*Directions*: Show each line of the data below that has the string "NaOH" in it.

*Extracted records*:

↓↓↓

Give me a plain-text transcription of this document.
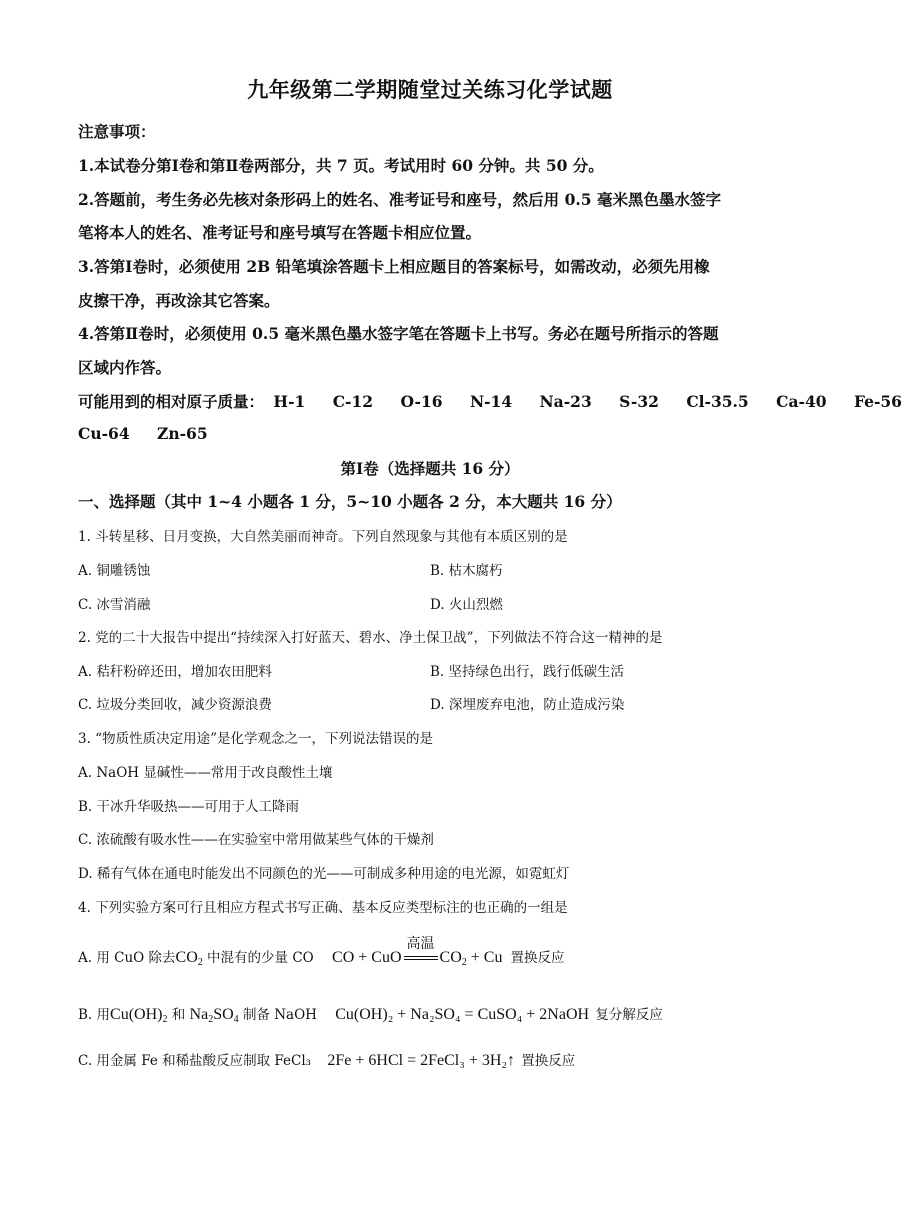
九年级第二学期随堂过关练习化学试题
注意事项：
1.本试卷分第Ⅰ卷和第Ⅱ卷两部分，共 7 页。考试用时 60 分钟。共 50 分。
2.答题前，考生务必先核对条形码上的姓名、准考证号和座号，然后用 0.5 毫米黑色墨水签字
笔将本人的姓名、准考证号和座号填写在答题卡相应位置。
3.答第Ⅰ卷时，必须使用 2B 铅笔填涂答题卡上相应题目的答案标号，如需改动，必须先用橡
皮擦干净，再改涂其它答案。
4.答第Ⅱ卷时，必须使用 0.5 毫米黑色墨水签字笔在答题卡上书写。务必在题号所指示的答题
区域内作答。
可能用到的相对原子质量： H-1 C-12 O-16 N-14 Na-23 S-32 Cl-35.5 Ca-40 Fe-56
Cu-64 Zn-65
第Ⅰ卷（选择题共 16 分）
一、选择题（其中 1~4 小题各 1 分，5~10 小题各 2 分，本大题共 16 分）
1. 斗转星移、日月变换，大自然美丽而神奇。下列自然现象与其他有本质区别的是
A. 铜雕锈蚀	B. 枯木腐朽
C. 冰雪消融	D. 火山烈燃
2. 党的二十大报告中提出“持续深入打好蓝天、碧水、净土保卫战”，下列做法不符合这一精神的是
A. 秸秆粉碎还田，增加农田肥料	B. 坚持绿色出行，践行低碳生活
C. 垃圾分类回收，减少资源浪费	D. 深埋废弃电池，防止造成污染
3. “物质性质决定用途”是化学观念之一，下列说法错误的是
A. NaOH 显碱性——常用于改良酸性土壤
B. 干冰升华吸热——可用于人工降雨
C. 浓硫酸有吸水性——在实验室中常用做某些气体的干燥剂
D. 稀有气体在通电时能发出不同颜色的光——可制成多种用途的电光源，如霓虹灯
4. 下列实验方案可行且相应方程式书写正确、基本反应类型标注的也正确的一组是
A. 用 CuO 除去$CO_2$ 中混有的少量 CO CO + CuO
高温
$CO_2 + Cu$ 置换反应
B. 用$Cu(OH)_2$ 和 $Na_2SO_4$ 制备 NaOH Cu(OH)₂ + Na₂SO₄ = CuSO₄ + 2NaOH 复分解反应
C. 用金属 Fe 和稀盐酸反应制取 FeCl₃ 2Fe + 6HCl = 2FeCl₃ + 3H₂↑ 置换反应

↑↑↑

*Problem solution*:
A. NaOH 显碱性——常用于改良酸性土壤
B. 用$Cu(OH)_2$ 和 $Na_2SO_4$ 制备 NaOH Cu(OH)₂ + Na₂SO₄ = CuSO₄ + 2NaOH 复分解反应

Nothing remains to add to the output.